DIRECTIVE: Where a line in the listing contains the string "sesuai", copy that line out.

PROVIDED DATA:
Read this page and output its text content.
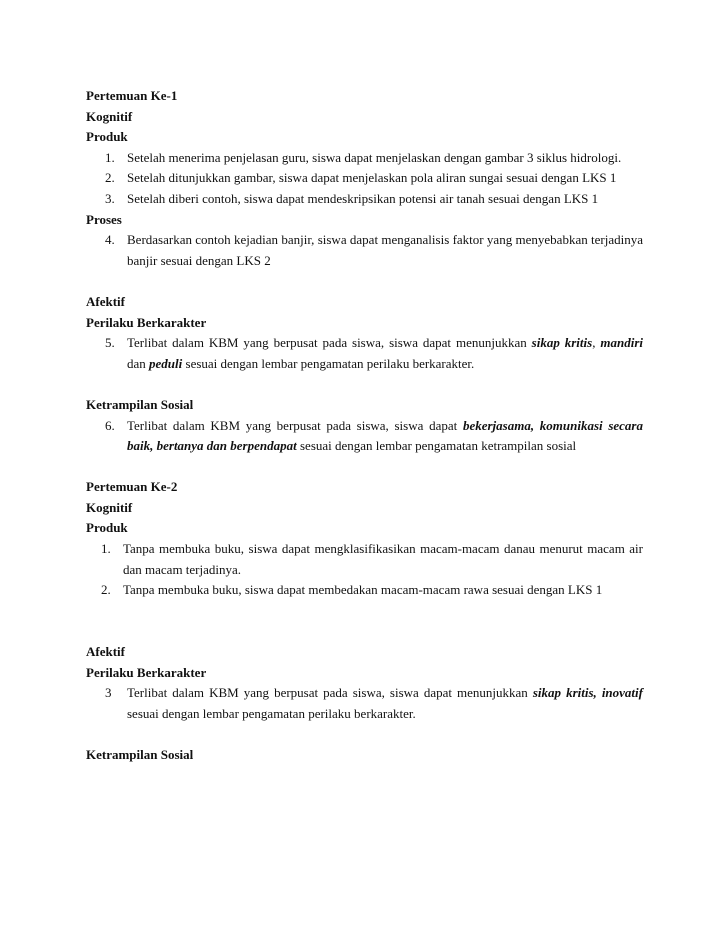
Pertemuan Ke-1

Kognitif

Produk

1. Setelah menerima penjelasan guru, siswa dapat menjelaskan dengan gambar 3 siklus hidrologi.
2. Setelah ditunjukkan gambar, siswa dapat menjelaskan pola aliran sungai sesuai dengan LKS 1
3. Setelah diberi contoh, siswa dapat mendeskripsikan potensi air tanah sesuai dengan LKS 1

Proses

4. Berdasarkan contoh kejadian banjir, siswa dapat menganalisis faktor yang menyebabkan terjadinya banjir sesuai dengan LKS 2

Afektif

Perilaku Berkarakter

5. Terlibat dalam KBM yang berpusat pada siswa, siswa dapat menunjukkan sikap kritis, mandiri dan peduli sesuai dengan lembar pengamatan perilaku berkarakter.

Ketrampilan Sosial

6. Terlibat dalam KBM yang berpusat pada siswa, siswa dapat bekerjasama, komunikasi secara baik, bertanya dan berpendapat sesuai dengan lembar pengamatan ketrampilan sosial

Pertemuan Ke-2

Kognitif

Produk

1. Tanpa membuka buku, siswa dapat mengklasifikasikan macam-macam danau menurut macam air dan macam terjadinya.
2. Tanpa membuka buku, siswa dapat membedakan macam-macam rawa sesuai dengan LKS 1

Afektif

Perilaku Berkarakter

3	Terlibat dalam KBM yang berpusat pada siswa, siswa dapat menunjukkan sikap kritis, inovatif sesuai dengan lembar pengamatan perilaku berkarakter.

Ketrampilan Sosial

---

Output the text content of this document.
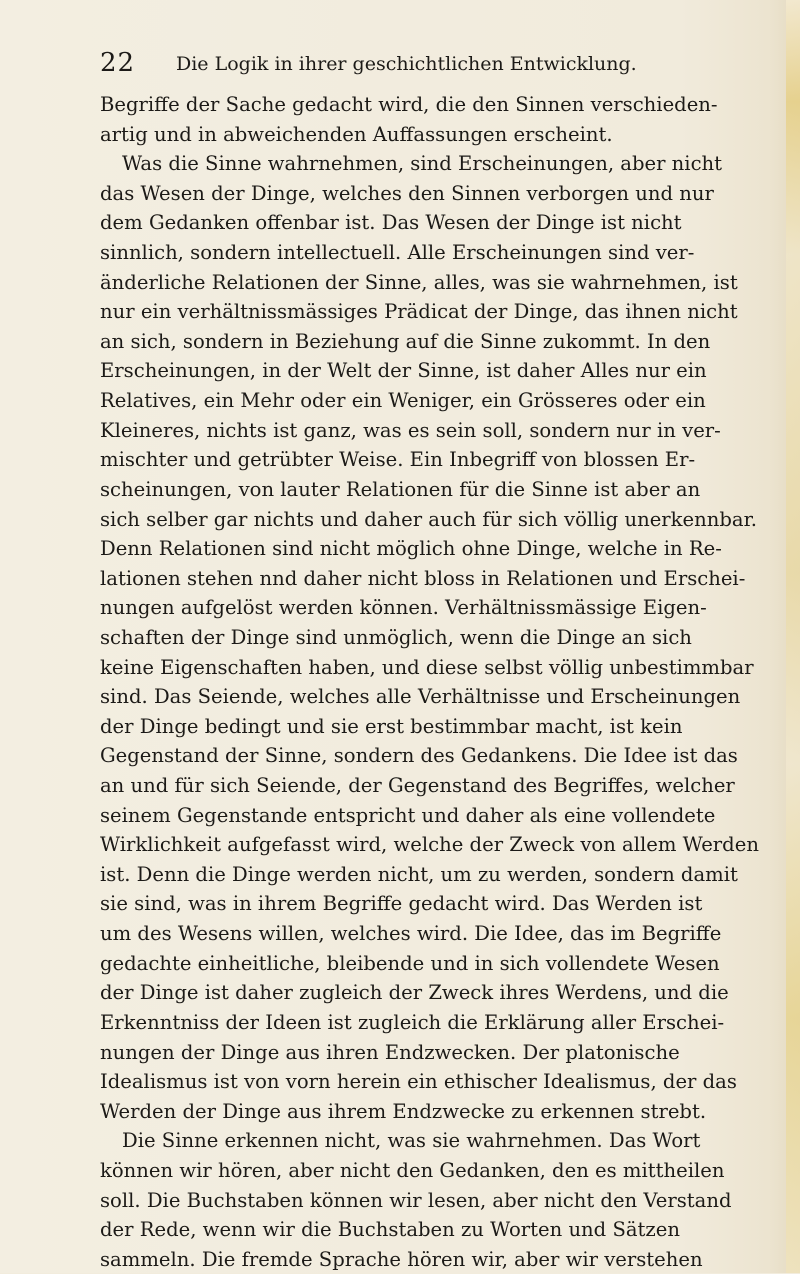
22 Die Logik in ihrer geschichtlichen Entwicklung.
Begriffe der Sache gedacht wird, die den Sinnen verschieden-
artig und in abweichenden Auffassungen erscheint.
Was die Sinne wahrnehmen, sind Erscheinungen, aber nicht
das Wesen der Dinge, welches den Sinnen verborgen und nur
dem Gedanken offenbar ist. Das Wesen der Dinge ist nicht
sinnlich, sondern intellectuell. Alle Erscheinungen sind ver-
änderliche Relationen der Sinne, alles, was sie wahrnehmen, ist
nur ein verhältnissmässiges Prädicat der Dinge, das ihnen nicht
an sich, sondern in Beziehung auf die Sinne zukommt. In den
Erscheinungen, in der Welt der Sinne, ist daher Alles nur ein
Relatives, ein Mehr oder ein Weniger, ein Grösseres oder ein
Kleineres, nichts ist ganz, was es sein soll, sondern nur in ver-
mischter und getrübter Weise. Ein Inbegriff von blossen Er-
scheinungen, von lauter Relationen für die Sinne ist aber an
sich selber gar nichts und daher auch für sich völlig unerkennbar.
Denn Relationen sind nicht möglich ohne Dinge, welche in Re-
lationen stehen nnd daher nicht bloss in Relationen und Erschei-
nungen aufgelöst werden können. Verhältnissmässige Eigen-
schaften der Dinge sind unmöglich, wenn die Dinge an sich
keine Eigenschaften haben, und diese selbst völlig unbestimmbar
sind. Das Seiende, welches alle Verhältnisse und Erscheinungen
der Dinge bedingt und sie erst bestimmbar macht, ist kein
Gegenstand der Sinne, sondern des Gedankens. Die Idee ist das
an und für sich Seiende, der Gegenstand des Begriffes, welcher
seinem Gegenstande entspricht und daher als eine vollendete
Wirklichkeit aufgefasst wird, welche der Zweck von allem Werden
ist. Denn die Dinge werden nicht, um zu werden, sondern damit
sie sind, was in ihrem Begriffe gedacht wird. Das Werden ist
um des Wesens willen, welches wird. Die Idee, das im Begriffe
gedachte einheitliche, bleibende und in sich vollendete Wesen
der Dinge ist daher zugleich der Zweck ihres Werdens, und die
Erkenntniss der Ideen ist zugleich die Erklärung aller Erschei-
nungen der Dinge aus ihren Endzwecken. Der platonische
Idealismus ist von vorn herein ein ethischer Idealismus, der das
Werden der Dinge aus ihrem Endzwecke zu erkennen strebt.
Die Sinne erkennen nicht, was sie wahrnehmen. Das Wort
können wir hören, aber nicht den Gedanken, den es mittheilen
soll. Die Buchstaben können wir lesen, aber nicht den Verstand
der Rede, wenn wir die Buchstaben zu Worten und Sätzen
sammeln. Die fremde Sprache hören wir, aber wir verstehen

THE RESULT:
2. Setelah ditunjukkan gambar, siswa dapat menjelaskan pola aliran sungai sesuai dengan LKS 1
3. Setelah diberi contoh, siswa dapat mendeskripsikan potensi air tanah sesuai dengan LKS 1
4. Berdasarkan contoh kejadian banjir, siswa dapat menganalisis faktor yang menyebabkan terjadinya banjir sesuai dengan LKS 2
5. Terlibat dalam KBM yang berpusat pada siswa, siswa dapat menunjukkan sikap kritis, mandiri dan peduli sesuai dengan lembar pengamatan perilaku berkarakter.
6. Terlibat dalam KBM yang berpusat pada siswa, siswa dapat bekerjasama, komunikasi secara baik, bertanya dan berpendapat sesuai dengan lembar pengamatan ketrampilan sosial
2. Tanpa membuka buku, siswa dapat membedakan macam-macam rawa sesuai dengan LKS 1
3	Terlibat dalam KBM yang berpusat pada siswa, siswa dapat menunjukkan sikap kritis, inovatif sesuai dengan lembar pengamatan perilaku berkarakter.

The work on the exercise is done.